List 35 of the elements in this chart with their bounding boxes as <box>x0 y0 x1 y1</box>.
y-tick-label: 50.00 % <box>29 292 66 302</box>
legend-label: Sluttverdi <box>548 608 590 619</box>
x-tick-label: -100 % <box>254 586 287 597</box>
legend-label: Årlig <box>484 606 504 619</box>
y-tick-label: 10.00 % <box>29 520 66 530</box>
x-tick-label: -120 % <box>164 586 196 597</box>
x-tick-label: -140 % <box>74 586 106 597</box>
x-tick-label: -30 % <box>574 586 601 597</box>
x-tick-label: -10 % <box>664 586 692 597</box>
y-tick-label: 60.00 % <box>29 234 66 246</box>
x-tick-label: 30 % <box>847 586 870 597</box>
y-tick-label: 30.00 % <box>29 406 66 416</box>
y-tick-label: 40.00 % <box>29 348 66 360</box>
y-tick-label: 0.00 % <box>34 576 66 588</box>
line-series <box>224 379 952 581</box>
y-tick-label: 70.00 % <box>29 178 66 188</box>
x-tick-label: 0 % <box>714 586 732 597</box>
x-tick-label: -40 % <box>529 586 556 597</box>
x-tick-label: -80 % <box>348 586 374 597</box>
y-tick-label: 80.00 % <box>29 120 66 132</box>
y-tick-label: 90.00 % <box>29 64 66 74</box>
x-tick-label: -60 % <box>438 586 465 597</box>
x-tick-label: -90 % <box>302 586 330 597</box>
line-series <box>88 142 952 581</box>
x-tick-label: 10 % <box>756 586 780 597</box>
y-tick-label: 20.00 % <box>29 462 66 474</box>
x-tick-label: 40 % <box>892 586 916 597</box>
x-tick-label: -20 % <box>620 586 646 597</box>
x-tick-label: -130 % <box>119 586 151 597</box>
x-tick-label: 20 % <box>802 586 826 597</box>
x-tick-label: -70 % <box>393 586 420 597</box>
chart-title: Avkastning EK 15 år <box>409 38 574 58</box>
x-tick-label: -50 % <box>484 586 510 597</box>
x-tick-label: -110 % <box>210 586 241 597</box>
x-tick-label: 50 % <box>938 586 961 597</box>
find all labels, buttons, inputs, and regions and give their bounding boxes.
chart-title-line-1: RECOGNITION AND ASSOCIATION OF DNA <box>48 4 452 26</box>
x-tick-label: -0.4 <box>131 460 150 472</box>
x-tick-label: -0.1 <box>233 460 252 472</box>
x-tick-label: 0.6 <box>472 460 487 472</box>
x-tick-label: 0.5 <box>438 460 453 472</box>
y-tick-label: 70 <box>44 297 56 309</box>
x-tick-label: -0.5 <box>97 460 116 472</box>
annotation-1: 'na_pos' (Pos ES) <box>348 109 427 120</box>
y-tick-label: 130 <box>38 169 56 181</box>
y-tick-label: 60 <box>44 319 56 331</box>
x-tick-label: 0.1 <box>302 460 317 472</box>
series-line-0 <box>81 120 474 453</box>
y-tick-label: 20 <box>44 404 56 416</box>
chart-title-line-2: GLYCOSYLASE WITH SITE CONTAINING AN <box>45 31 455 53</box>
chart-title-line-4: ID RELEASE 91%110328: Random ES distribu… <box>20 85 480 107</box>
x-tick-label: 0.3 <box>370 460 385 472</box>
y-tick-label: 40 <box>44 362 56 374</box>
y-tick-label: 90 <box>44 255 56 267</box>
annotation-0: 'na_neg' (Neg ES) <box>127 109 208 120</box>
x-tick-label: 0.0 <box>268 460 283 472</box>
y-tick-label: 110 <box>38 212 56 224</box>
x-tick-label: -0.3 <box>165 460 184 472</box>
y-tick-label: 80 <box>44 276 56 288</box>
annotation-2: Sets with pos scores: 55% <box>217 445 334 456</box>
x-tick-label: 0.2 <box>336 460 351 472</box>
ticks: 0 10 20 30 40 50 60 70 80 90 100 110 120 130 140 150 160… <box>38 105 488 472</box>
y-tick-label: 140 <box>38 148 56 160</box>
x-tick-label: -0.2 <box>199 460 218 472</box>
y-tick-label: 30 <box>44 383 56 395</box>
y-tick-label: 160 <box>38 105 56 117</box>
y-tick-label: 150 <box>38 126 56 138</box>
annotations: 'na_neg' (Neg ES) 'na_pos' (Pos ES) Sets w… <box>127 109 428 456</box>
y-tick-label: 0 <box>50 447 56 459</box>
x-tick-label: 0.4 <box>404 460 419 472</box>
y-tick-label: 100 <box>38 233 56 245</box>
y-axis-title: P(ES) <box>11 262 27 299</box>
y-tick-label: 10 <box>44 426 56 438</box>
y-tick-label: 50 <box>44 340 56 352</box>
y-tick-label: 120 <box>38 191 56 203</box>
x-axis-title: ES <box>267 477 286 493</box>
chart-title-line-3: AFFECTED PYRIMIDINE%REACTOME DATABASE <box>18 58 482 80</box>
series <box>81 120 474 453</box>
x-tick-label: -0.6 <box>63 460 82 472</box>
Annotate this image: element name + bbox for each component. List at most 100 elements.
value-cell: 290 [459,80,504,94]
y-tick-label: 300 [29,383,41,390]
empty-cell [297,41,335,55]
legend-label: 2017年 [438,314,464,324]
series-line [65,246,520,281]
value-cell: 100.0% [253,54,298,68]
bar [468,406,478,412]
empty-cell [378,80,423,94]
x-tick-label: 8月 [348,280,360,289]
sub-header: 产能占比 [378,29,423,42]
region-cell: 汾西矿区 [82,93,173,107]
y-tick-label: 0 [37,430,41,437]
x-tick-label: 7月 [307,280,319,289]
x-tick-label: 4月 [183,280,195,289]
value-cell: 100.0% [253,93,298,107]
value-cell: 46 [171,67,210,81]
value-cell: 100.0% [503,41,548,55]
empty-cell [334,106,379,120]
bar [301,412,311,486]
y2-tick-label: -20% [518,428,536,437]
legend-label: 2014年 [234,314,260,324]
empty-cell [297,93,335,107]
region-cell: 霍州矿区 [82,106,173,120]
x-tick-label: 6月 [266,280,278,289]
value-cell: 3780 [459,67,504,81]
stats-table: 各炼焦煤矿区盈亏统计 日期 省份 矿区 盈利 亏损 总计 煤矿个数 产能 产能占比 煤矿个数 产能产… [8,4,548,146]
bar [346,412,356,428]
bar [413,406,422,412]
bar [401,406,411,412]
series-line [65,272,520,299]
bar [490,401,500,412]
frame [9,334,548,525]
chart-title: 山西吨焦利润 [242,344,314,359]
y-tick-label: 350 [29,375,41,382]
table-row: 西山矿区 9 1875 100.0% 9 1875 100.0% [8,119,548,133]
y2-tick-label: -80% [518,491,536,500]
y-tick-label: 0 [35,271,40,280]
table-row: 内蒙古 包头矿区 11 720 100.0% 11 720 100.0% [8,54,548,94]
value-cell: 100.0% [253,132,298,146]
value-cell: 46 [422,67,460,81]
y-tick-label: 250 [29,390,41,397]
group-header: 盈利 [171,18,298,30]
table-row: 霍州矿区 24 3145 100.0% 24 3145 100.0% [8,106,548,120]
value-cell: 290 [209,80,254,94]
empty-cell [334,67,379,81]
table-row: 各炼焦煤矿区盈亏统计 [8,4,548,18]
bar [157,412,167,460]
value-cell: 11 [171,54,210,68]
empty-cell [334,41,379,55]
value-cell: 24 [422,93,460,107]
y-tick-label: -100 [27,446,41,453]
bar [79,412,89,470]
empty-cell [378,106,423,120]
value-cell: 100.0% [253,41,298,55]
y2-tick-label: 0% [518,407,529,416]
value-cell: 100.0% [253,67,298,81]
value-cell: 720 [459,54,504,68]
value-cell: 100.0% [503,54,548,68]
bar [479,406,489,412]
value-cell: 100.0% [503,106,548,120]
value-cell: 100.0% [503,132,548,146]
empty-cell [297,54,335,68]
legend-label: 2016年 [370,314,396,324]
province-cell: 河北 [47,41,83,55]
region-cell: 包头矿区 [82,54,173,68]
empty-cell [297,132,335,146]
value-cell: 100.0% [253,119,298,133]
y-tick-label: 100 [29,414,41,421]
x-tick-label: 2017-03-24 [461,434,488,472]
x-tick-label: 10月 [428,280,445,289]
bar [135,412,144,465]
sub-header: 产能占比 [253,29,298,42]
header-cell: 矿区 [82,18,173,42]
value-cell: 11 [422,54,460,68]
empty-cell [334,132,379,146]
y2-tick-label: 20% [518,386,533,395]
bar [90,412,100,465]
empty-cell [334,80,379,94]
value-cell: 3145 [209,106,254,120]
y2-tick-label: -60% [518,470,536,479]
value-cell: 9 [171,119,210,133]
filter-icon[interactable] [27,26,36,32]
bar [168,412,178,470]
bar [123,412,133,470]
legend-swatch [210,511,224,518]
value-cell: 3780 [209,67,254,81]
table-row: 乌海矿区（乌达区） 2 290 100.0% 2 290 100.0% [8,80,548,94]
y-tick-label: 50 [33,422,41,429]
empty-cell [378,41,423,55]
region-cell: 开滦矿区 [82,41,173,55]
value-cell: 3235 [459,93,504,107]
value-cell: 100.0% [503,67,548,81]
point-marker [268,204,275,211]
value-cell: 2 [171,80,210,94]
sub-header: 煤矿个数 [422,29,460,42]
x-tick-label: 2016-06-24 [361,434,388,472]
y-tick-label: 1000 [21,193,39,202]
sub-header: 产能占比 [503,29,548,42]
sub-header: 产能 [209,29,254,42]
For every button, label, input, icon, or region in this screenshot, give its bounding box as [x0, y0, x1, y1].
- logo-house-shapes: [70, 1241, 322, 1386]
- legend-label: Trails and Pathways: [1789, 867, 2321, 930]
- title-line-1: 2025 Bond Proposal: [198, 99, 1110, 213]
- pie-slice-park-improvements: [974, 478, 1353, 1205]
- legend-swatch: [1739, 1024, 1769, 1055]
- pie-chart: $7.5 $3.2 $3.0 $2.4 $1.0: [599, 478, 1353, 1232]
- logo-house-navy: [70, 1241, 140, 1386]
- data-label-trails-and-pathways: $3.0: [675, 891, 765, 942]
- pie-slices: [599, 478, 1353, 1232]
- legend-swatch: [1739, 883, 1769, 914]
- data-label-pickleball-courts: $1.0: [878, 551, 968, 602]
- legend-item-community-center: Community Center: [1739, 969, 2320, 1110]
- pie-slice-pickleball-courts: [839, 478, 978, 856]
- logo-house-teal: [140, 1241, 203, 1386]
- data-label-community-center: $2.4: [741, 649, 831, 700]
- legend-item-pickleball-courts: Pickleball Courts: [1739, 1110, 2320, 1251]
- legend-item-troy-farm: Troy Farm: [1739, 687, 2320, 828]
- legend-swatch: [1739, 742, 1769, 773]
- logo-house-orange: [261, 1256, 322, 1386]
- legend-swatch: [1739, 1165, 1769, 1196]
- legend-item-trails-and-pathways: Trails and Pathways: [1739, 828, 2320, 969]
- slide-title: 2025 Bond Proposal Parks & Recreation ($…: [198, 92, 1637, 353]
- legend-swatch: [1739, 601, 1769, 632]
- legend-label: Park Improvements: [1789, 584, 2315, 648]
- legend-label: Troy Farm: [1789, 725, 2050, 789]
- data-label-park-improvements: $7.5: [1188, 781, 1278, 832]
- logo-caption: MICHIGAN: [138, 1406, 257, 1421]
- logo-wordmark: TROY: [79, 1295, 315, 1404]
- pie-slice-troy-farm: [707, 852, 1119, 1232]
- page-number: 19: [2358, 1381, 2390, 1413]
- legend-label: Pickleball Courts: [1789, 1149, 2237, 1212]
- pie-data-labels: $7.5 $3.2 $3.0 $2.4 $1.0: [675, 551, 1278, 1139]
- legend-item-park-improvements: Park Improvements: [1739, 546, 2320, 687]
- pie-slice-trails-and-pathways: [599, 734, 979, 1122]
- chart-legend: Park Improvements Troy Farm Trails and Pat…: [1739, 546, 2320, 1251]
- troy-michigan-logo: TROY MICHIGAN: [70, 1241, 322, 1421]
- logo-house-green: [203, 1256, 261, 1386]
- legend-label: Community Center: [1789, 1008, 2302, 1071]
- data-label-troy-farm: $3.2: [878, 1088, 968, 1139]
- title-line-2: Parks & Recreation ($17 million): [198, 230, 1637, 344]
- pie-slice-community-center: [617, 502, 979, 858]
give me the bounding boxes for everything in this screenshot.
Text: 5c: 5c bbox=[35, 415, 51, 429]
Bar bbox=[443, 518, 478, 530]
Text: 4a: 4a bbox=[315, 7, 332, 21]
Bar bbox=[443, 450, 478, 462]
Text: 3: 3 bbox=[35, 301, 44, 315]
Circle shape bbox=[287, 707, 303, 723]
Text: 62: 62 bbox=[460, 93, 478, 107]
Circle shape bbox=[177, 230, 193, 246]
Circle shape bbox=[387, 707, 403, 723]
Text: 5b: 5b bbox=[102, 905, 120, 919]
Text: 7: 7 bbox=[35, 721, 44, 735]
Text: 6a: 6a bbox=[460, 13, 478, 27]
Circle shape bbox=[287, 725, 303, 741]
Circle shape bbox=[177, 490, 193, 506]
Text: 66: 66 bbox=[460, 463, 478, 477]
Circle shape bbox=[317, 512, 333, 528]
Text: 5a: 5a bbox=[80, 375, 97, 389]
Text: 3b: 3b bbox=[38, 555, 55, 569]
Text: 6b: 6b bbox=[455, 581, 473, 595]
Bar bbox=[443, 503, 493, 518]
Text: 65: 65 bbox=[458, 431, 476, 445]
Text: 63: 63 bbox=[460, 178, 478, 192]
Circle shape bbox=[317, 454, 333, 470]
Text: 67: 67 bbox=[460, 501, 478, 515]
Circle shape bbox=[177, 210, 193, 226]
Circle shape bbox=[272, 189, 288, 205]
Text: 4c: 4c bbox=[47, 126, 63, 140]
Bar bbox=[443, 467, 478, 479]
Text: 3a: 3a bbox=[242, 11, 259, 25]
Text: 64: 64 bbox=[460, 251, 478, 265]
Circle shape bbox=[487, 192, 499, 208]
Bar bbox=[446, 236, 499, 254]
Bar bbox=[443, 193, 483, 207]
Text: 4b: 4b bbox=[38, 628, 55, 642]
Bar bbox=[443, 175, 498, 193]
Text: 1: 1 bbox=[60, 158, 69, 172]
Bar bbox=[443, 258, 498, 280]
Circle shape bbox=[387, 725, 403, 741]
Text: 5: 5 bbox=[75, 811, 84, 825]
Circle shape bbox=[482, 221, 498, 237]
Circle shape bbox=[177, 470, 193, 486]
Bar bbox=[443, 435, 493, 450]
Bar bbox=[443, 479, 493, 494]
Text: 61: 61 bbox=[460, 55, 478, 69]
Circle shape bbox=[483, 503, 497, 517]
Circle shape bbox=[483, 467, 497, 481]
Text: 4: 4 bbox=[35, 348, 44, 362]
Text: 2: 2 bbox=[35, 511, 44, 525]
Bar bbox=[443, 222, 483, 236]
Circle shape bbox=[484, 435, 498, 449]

⁂

- WHAT THE EXERCISE ASKS
Convert the lines, starting with the first one and going on through the line with "x-tick-label: -0.5 <box>97 460 116 472</box>", both included, into a Markdown table whose columns are Row and Text. Give each line a row number and leave out blank lines.

- RESULT FOR THIS EXERCISE
| Row | Text |
|---|---|
| 1 | List 35 of the elements in this chart with their bounding boxes as <box>x0 y0 x1 y1</box>. |
| 2 | y-tick-label: 50.00 % <box>29 292 66 302</box> |
| 3 | legend-label: Sluttverdi <box>548 608 590 619</box> |
| 4 | x-tick-label: -100 % <box>254 586 287 597</box> |
| 5 | legend-label: Årlig <box>484 606 504 619</box> |
| 6 | y-tick-label: 10.00 % <box>29 520 66 530</box> |
| 7 | x-tick-label: -120 % <box>164 586 196 597</box> |
| 8 | x-tick-label: -140 % <box>74 586 106 597</box> |
| 9 | x-tick-label: -30 % <box>574 586 601 597</box> |
| 10 | x-tick-label: -10 % <box>664 586 692 597</box> |
| 11 | y-tick-label: 60.00 % <box>29 234 66 246</box> |
| 12 | x-tick-label: 30 % <box>847 586 870 597</box> |
| 13 | y-tick-label: 30.00 % <box>29 406 66 416</box> |
| 14 | y-tick-label: 40.00 % <box>29 348 66 360</box> |
| 15 | y-tick-label: 0.00 % <box>34 576 66 588</box> |
| 16 | line-series <box>224 379 952 581</box> |
| 17 | y-tick-label: 70.00 % <box>29 178 66 188</box> |
| 18 | x-tick-label: 0 % <box>714 586 732 597</box> |
| 19 | x-tick-label: -40 % <box>529 586 556 597</box> |
| 20 | x-tick-label: -80 % <box>348 586 374 597</box> |
| 21 | y-tick-label: 80.00 % <box>29 120 66 132</box> |
| 22 | y-tick-label: 90.00 % <box>29 64 66 74</box> |
| 23 | x-tick-label: -60 % <box>438 586 465 597</box> |
| 24 | x-tick-label: -90 % <box>302 586 330 597</box> |
| 25 | line-series <box>88 142 952 581</box> |
| 26 | x-tick-label: 10 % <box>756 586 780 597</box> |
| 27 | y-tick-label: 20.00 % <box>29 462 66 474</box> |
| 28 | x-tick-label: 40 % <box>892 586 916 597</box> |
| 29 | x-tick-label: -20 % <box>620 586 646 597</box> |
| 30 | x-tick-label: -130 % <box>119 586 151 597</box> |
| 31 | x-tick-label: 20 % <box>802 586 826 597</box> |
| 32 | x-tick-label: -70 % <box>393 586 420 597</box> |
| 33 | chart-title: Avkastning EK 15 år <box>409 38 574 58</box> |
| 34 | x-tick-label: -50 % <box>484 586 510 597</box> |
| 35 | x-tick-label: -110 % <box>210 586 241 597</box> |
| 36 | x-tick-label: 50 % <box>938 586 961 597</box> |
| 37 | find all labels, buttons, inputs, and regions and give their bounding boxes. |
| 38 | chart-title-line-1: RECOGNITION AND ASSOCIATION OF DNA <box>48 4 452 26</box> |
| 39 | x-tick-label: -0.4 <box>131 460 150 472</box> |
| 40 | x-tick-label: -0.1 <box>233 460 252 472</box> |
| 41 | x-tick-label: 0.6 <box>472 460 487 472</box> |
| 42 | x-tick-label: 0.5 <box>438 460 453 472</box> |
| 43 | y-tick-label: 70 <box>44 297 56 309</box> |
| 44 | x-tick-label: -0.5 <box>97 460 116 472</box> |